--- Begin Records supplied ---

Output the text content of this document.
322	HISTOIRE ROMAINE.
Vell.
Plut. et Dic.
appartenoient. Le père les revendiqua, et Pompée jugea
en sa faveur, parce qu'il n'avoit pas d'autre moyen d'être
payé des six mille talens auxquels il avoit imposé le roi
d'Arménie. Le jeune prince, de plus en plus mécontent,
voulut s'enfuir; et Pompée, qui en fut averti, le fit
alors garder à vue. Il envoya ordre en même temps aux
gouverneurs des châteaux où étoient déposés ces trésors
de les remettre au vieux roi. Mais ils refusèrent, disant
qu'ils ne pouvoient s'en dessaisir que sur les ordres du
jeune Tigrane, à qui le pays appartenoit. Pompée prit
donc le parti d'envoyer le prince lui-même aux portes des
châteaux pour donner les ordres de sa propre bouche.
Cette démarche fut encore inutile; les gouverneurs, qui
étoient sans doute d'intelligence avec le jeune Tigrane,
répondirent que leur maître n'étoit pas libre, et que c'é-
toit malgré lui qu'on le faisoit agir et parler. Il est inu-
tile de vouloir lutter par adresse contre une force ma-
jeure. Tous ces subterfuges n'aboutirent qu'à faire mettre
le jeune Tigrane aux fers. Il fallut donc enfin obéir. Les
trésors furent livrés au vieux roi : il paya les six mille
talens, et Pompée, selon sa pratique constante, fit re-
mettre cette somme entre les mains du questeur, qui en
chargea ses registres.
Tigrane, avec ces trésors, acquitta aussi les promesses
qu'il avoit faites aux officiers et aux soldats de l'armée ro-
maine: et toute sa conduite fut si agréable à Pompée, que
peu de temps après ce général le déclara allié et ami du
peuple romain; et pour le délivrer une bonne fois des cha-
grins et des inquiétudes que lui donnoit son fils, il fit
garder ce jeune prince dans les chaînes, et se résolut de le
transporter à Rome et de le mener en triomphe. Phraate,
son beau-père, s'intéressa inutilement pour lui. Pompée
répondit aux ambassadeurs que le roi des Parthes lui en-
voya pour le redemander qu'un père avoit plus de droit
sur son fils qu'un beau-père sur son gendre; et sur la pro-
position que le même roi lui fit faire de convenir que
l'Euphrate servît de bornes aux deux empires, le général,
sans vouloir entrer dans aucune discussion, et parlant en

--- End Records supplied ---

> _The task_:
Sift the material for lines with the string "beau". Copy each one found.

> _Result of the exercise_:
son beau-père, s'intéressa inutilement pour lui. Pompée
sur son fils qu'un beau-père sur son gendre; et sur la pro-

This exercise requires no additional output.